Texto:
GABRIEL CELAYA- LA VOZ DE UN POETA COMPROMETIDO
Este año se cumplen cien años del nacimiento de Gabriel Celaya, poeta de la palabra encendida, hombre de la voz sincera, que, en épocas de poesía arraigada o desarraigada, iba componiendo su obra honda y sin retóricas,
dejando que el lenguaje llano supliese a todo academicismo, porque en la voz del pueblo y en su dolor se halla, sin duda alguna, la verdad.
Fue en 1911 cuando Gabriel Celaya vino al mundo, en Hernani, el 18 de marzo de ese año. Muy pronto se instaló en Madrid, donde trabajó en la empresa familiar. Ya en esos años estableció relación con los poetas de la
Generación del 27, de hecho estuvo viviendo en la Residencia de Estudiantes de 1927 a 1935. Allí conoció, entre otros, a Federico García Lorca y a José Moreno Villa.
Fundó en 1946 la colección de poesía “Norte”, porque ya entregó su vida, pese a sus estudios de ingeniera industrial, al poema, a la musicalidad del mismo, a la voz comprometida en que se convirtió en los años cincuenta. En
esos años, se integra en la poesía no elitista, junto a Eugenio de Nora y Blas de Otero.

Tareas por resolver:
• 1. Reproduzca del texto sobre Gabriel Celaya todo lo que va desde "Fue en 1911" hasta "Blas de Otero.".
• 2. Enumere todos los poetas que el texto sobre Gabriel Celaya menciona aparte del propio Celaya.
• 3. Retome el texto sobre Gabriel Celaya en el punto en que se interrumpe y continúelo.

Listados de regiones anotadas:

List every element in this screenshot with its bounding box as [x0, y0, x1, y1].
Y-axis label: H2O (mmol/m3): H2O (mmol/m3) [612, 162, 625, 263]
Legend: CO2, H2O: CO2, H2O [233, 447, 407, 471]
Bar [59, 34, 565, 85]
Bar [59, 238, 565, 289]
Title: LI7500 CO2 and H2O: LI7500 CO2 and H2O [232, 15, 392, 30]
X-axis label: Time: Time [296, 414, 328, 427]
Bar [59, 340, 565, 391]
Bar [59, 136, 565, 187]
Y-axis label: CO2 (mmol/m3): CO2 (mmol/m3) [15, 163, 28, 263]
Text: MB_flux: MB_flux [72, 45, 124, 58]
--
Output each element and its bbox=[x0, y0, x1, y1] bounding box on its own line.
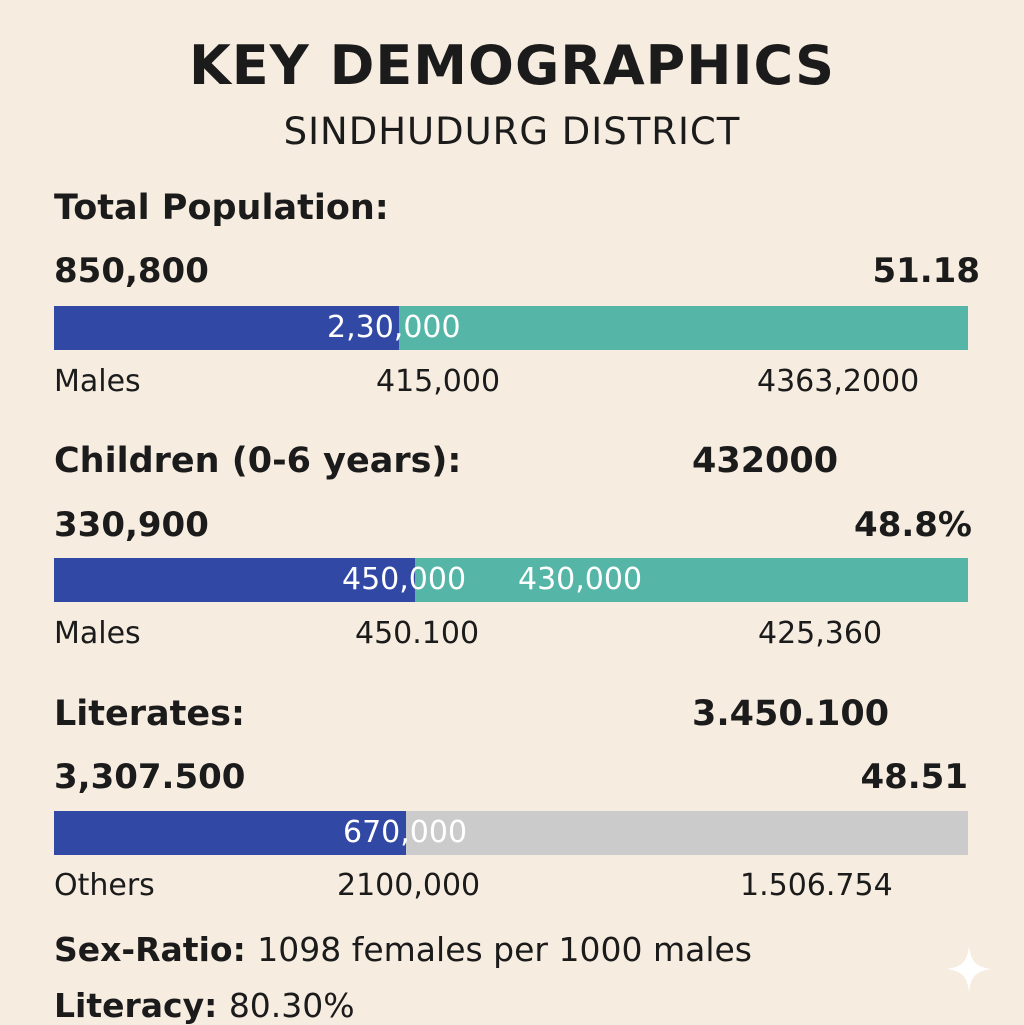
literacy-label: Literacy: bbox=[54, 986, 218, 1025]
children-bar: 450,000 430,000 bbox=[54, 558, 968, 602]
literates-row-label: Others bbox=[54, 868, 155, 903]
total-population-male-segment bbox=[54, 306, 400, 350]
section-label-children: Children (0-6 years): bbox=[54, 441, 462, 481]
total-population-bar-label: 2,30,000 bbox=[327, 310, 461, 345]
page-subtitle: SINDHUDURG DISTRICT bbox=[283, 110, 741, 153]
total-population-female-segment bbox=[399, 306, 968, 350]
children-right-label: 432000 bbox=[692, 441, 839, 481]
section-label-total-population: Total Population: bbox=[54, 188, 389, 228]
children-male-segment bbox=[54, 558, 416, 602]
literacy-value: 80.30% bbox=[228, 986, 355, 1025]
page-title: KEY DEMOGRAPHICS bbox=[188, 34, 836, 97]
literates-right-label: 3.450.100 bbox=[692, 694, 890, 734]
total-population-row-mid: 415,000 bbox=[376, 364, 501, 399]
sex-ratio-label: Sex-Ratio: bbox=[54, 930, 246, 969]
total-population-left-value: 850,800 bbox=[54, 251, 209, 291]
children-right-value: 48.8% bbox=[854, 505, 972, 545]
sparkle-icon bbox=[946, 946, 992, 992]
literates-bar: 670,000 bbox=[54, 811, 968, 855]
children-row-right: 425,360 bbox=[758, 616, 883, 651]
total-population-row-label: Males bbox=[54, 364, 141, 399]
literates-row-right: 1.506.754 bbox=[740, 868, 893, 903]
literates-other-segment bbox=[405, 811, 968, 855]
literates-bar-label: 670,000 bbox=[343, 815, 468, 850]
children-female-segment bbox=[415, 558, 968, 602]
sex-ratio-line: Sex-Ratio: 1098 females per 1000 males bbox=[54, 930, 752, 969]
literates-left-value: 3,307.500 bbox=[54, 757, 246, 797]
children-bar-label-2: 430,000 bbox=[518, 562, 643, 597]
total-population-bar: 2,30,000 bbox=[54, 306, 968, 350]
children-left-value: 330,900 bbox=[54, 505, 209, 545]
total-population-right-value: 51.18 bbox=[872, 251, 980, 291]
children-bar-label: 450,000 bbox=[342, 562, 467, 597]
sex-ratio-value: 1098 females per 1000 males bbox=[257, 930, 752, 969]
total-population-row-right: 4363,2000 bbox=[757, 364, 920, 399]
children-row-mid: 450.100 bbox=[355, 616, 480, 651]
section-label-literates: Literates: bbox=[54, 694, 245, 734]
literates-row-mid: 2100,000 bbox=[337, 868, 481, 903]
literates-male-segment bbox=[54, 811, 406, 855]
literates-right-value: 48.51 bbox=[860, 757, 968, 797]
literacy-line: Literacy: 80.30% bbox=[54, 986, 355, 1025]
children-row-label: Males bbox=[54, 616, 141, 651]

Respuestas proporcionadas:
• 1.
Fue en 1911 cuando Gabriel Celaya vino al mundo, en Hernani, el 18 de marzo de ese año. Muy pronto se instaló en Madrid, donde trabajó en la empresa familiar. Ya en esos años estableció relación con los poetas de la
Generación del 27, de hecho estuvo viviendo en la Residencia de Estudiantes de 1927 a 1935. Allí conoció, entre otros, a Federico García Lorca y a José Moreno Villa.
Fundó en 1946 la colección de poesía “Norte”, porque ya entregó su vida, pese a sus estudios de ingeniera industrial, al poema, a la musicalidad del mismo, a la voz comprometida en que se convirtió en los años cincuenta. En
esos años, se integra en la poesía no elitista, junto a Eugenio de Nora y Blas de Otero.

• 2. Federico García Lorca, José Moreno Villa, Eugenio de Nora y Blas de Otero.

• 3.
Para Celaya, la poesía no es ese esfuerzo por decir algo incomprensible, para esa minoría que entiende el poema como misterio, como un halo profundo que sólo sabe iluminar a los que ya han cultivado el verso o que han
conocido antes las corrientes e influencias literaria y, por ende, han estudiado la literatura.
No, para Celaya la poesía es comunicación para el hombre que camina, que sueña, para el que madruga, en definitiva, para el que hace el mundo.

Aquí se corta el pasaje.